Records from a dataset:
============================================================

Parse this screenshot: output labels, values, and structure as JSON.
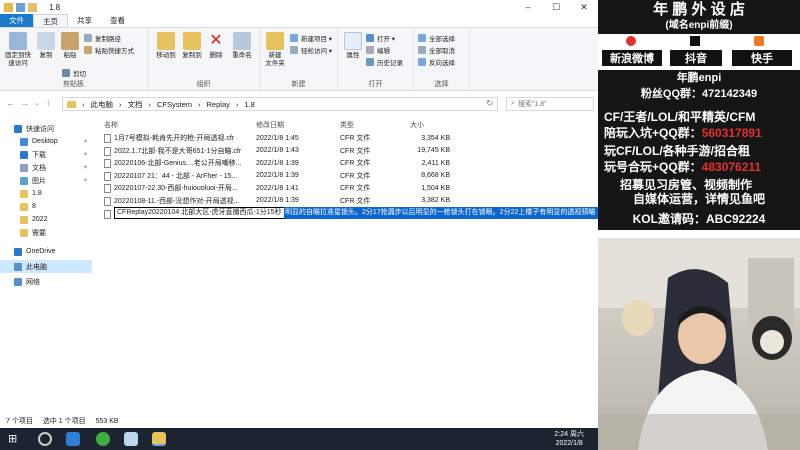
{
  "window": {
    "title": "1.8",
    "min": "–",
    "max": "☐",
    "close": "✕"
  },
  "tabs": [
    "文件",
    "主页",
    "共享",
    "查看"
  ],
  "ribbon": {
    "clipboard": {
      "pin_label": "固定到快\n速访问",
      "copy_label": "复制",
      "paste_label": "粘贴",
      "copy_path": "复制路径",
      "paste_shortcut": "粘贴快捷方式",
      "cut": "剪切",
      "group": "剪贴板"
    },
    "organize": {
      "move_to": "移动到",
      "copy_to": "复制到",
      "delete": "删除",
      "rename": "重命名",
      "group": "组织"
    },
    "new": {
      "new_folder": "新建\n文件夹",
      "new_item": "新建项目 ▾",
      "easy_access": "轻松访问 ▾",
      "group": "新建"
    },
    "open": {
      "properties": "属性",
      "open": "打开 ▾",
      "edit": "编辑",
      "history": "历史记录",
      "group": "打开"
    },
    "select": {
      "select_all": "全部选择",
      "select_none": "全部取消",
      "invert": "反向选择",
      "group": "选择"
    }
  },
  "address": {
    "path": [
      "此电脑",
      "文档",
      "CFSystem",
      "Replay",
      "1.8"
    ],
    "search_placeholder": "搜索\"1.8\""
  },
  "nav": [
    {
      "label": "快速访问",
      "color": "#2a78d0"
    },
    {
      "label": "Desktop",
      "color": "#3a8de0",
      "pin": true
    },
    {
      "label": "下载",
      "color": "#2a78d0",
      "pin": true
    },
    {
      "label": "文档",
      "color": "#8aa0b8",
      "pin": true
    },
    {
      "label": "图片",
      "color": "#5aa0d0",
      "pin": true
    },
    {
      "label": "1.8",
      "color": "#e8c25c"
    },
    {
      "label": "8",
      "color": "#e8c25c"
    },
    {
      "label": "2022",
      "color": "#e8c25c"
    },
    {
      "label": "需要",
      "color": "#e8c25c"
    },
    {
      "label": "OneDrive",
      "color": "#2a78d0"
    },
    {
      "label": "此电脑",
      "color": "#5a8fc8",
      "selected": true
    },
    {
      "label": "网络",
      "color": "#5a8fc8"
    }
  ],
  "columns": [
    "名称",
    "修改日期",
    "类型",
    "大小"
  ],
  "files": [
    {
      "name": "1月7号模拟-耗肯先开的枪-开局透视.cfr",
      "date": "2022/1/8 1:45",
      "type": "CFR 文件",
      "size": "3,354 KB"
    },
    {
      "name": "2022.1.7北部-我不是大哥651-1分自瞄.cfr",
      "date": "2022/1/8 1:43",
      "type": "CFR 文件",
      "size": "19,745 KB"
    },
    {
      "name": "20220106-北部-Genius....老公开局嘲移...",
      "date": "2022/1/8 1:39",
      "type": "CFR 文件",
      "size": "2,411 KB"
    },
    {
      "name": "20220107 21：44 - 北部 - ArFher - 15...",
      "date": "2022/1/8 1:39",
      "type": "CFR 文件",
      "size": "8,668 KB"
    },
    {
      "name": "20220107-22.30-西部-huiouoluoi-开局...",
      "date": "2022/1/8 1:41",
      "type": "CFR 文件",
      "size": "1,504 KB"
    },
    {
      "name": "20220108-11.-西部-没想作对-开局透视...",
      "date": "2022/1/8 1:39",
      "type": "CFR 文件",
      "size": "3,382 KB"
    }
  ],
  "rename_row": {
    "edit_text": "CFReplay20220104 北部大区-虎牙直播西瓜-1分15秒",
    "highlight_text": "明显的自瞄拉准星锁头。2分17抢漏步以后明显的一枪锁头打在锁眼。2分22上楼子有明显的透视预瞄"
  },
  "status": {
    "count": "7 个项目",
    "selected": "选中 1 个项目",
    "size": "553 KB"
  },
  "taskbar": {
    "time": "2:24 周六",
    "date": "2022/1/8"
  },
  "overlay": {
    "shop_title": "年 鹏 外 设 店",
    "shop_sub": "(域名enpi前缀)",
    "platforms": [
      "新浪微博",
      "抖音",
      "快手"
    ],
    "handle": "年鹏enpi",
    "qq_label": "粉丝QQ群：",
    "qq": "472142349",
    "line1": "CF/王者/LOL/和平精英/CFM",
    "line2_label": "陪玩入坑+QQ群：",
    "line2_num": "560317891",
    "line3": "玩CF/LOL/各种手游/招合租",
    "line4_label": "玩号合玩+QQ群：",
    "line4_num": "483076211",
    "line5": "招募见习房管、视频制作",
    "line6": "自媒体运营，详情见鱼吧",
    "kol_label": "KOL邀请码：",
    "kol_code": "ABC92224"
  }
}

============================================================

** WRITTEN TASK **
Look for "开局透视" and pull out every line that has it.

** ANSWER TO THE EXERCISE **
      "name": "1月7号模拟-耗肯先开的枪-开局透视.cfr",
      "name": "20220108-11.-西部-没想作对-开局透视...",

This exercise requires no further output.